• [To do]:
Output all records precisely as written.

• [Records for this task]:

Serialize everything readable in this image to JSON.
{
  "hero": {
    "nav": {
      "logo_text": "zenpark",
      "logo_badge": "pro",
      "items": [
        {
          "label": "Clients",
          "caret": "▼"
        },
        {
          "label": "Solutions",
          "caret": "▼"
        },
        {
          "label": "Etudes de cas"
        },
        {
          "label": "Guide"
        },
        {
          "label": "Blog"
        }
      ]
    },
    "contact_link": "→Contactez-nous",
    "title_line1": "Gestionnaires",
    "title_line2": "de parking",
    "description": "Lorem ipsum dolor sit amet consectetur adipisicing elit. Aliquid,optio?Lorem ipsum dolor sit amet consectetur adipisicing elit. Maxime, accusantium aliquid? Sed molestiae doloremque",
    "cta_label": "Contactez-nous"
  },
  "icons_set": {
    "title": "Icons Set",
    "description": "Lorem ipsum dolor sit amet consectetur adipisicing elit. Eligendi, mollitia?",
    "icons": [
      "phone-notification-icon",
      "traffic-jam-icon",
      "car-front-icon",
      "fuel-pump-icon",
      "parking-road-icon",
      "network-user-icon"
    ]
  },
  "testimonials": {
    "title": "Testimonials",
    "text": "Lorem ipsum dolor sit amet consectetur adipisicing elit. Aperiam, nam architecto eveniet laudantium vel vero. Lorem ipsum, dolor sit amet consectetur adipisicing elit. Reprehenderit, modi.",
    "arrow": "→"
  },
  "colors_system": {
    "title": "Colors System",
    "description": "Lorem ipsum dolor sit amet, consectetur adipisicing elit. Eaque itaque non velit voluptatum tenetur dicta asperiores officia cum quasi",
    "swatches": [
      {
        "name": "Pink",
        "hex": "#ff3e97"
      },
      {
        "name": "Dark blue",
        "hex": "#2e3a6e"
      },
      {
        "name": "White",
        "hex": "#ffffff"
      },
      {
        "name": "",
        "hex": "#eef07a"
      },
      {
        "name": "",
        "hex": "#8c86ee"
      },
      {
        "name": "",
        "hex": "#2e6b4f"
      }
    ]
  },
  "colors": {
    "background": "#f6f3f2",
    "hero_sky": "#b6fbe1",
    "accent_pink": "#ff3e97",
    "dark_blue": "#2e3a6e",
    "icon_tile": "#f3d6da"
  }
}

• [The solution]:
Serialize everything readable in this image to JSON.
{
  "hero": {
    "nav": {
      "logo_text": "zenpark",
      "logo_badge": "pro",
      "items": [
        {
          "label": "Clients",
          "caret": "▼"
        },
        {
          "label": "Solutions",
          "caret": "▼"
        },
        {
          "label": "Etudes de cas"
        },
        {
          "label": "Guide"
        },
        {
          "label": "Blog"
        }
      ]
    },
    "contact_link": "→Contactez-nous",
    "title_line1": "Gestionnaires",
    "title_line2": "de parking",
    "description": "Lorem ipsum dolor sit amet consectetur adipisicing elit. Aliquid,optio?Lorem ipsum dolor sit amet consectetur adipisicing elit. Maxime, accusantium aliquid? Sed molestiae doloremque",
    "cta_label": "Contactez-nous"
  },
  "icons_set": {
    "title": "Icons Set",
    "description": "Lorem ipsum dolor sit amet consectetur adipisicing elit. Eligendi, mollitia?",
    "icons": [
      "phone-notification-icon",
      "traffic-jam-icon",
      "car-front-icon",
      "fuel-pump-icon",
      "parking-road-icon",
      "network-user-icon"
    ]
  },
  "testimonials": {
    "title": "Testimonials",
    "text": "Lorem ipsum dolor sit amet consectetur adipisicing elit. Aperiam, nam architecto eveniet laudantium vel vero. Lorem ipsum, dolor sit amet consectetur adipisicing elit. Reprehenderit, modi.",
    "arrow": "→"
  },
  "colors_system": {
    "title": "Colors System",
    "description": "Lorem ipsum dolor sit amet, consectetur adipisicing elit. Eaque itaque non velit voluptatum tenetur dicta asperiores officia cum quasi",
    "swatches": [
      {
        "name": "Pink",
        "hex": "#ff3e97"
      },
      {
        "name": "Dark blue",
        "hex": "#2e3a6e"
      },
      {
        "name": "White",
        "hex": "#ffffff"
      },
      {
        "name": "",
        "hex": "#eef07a"
      },
      {
        "name": "",
        "hex": "#8c86ee"
      },
      {
        "name": "",
        "hex": "#2e6b4f"
      }
    ]
  },
  "colors": {
    "background": "#f6f3f2",
    "hero_sky": "#b6fbe1",
    "accent_pink": "#ff3e97",
    "dark_blue": "#2e3a6e",
    "icon_tile": "#f3d6da"
  }
}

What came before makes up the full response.